§ Description of the task:
Every line that contains the word "reduction" should be copied out.

§ Records to use:
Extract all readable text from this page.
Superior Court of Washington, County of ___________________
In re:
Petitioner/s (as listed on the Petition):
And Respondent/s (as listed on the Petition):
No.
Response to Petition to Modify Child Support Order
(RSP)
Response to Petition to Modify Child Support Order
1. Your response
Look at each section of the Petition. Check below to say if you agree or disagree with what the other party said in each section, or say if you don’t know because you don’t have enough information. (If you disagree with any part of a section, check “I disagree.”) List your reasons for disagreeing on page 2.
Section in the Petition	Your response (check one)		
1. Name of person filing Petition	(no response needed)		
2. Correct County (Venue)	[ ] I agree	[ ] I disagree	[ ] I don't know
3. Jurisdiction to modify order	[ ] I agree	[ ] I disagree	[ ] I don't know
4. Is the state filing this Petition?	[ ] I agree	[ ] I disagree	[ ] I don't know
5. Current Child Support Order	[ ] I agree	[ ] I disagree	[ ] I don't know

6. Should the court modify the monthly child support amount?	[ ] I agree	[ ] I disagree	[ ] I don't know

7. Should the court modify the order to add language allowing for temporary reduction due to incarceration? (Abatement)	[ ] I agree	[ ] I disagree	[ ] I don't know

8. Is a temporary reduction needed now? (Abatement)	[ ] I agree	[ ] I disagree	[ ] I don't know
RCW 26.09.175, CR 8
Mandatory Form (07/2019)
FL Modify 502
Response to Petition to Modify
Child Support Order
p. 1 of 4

§ The answer:
7. Should the court modify the order to add language allowing for temporary reduction due to incarceration? (Abatement)	[ ] I agree	[ ] I disagree	[ ] I don't know
8. Is a temporary reduction needed now? (Abatement)	[ ] I agree	[ ] I disagree	[ ] I don't know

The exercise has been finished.